#### DO THIS:
Return the whole listing exactly as it stands.

(Data excerpts)

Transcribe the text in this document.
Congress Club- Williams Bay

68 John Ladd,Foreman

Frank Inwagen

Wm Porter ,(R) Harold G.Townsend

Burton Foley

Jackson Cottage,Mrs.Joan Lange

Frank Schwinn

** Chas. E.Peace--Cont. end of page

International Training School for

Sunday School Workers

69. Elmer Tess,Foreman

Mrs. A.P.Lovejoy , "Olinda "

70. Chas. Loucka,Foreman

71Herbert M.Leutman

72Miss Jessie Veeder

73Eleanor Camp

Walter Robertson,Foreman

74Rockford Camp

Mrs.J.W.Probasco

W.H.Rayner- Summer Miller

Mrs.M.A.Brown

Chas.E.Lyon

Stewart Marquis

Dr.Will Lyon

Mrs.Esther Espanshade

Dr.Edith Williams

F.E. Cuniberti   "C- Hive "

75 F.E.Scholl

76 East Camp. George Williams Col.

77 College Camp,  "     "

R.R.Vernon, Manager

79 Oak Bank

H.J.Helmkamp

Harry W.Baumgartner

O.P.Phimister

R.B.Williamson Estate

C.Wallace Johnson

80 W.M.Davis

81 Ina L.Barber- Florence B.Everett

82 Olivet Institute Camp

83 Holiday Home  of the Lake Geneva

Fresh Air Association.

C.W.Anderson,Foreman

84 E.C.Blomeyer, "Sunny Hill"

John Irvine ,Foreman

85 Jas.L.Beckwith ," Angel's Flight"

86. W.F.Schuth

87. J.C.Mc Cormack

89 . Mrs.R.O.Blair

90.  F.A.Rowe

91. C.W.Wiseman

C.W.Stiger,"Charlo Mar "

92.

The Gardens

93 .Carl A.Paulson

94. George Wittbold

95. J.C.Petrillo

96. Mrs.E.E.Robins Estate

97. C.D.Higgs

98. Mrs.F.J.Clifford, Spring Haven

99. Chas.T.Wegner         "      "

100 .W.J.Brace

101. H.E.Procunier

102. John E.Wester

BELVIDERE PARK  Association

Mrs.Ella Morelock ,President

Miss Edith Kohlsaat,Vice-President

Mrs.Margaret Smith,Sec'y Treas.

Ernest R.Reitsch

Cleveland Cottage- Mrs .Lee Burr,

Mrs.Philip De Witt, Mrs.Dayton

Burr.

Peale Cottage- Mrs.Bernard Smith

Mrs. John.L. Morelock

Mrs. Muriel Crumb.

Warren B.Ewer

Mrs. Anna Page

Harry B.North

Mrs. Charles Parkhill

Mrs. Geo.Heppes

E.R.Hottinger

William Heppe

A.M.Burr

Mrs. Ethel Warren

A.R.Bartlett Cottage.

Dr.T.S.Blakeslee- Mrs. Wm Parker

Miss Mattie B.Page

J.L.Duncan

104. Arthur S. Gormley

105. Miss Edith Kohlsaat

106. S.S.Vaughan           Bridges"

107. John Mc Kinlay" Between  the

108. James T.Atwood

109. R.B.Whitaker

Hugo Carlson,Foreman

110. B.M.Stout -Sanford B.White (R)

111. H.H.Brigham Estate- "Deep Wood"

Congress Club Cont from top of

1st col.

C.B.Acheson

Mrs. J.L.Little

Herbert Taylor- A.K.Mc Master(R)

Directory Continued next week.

#### SOLUTION TO THIS EXERCISE:
Transcribe the text in this document.
Congress Club- Williams Bay

68 John Ladd,Foreman

Frank Inwagen

Wm Porter ,(R) Harold G.Townsend

Burton Foley

Jackson Cottage,Mrs.Joan Lange

Frank Schwinn

** Chas. E.Peace--Cont. end of page

International Training School for

Sunday School Workers

69. Elmer Tess,Foreman

Mrs. A.P.Lovejoy , "Olinda "

70. Chas. Loucka,Foreman

71Herbert M.Leutman

72Miss Jessie Veeder

73Eleanor Camp

Walter Robertson,Foreman

74Rockford Camp

Mrs.J.W.Probasco

W.H.Rayner- Summer Miller

Mrs.M.A.Brown

Chas.E.Lyon

Stewart Marquis

Dr.Will Lyon

Mrs.Esther Espanshade

Dr.Edith Williams

F.E. Cuniberti   "C- Hive "

75 F.E.Scholl

76 East Camp. George Williams Col.

77 College Camp,  "     "

R.R.Vernon, Manager

79 Oak Bank

H.J.Helmkamp

Harry W.Baumgartner

O.P.Phimister

R.B.Williamson Estate

C.Wallace Johnson

80 W.M.Davis

81 Ina L.Barber- Florence B.Everett

82 Olivet Institute Camp

83 Holiday Home  of the Lake Geneva

Fresh Air Association.

C.W.Anderson,Foreman

84 E.C.Blomeyer, "Sunny Hill"

John Irvine ,Foreman

85 Jas.L.Beckwith ," Angel's Flight"

86. W.F.Schuth

87. J.C.Mc Cormack

89 . Mrs.R.O.Blair

90.  F.A.Rowe

91. C.W.Wiseman

C.W.Stiger,"Charlo Mar "

92.

The Gardens

93 .Carl A.Paulson

94. George Wittbold

95. J.C.Petrillo

96. Mrs.E.E.Robins Estate

97. C.D.Higgs

98. Mrs.F.J.Clifford, Spring Haven

99. Chas.T.Wegner         "      "

100 .W.J.Brace

101. H.E.Procunier

102. John E.Wester

BELVIDERE PARK  Association

Mrs.Ella Morelock ,President

Miss Edith Kohlsaat,Vice-President

Mrs.Margaret Smith,Sec'y Treas.

Ernest R.Reitsch

Cleveland Cottage- Mrs .Lee Burr,

Mrs.Philip De Witt, Mrs.Dayton

Burr.

Peale Cottage- Mrs.Bernard Smith

Mrs. John.L. Morelock

Mrs. Muriel Crumb.

Warren B.Ewer

Mrs. Anna Page

Harry B.North

Mrs. Charles Parkhill

Mrs. Geo.Heppes

E.R.Hottinger

William Heppe

A.M.Burr

Mrs. Ethel Warren

A.R.Bartlett Cottage.

Dr.T.S.Blakeslee- Mrs. Wm Parker

Miss Mattie B.Page

J.L.Duncan

104. Arthur S. Gormley

105. Miss Edith Kohlsaat

106. S.S.Vaughan           Bridges"

107. John Mc Kinlay" Between  the

108. James T.Atwood

109. R.B.Whitaker

Hugo Carlson,Foreman

110. B.M.Stout -Sanford B.White (R)

111. H.H.Brigham Estate- "Deep Wood"

Congress Club Cont from top of

1st col.

C.B.Acheson

Mrs. J.L.Little

Herbert Taylor- A.K.Mc Master(R)

Directory Continued next week.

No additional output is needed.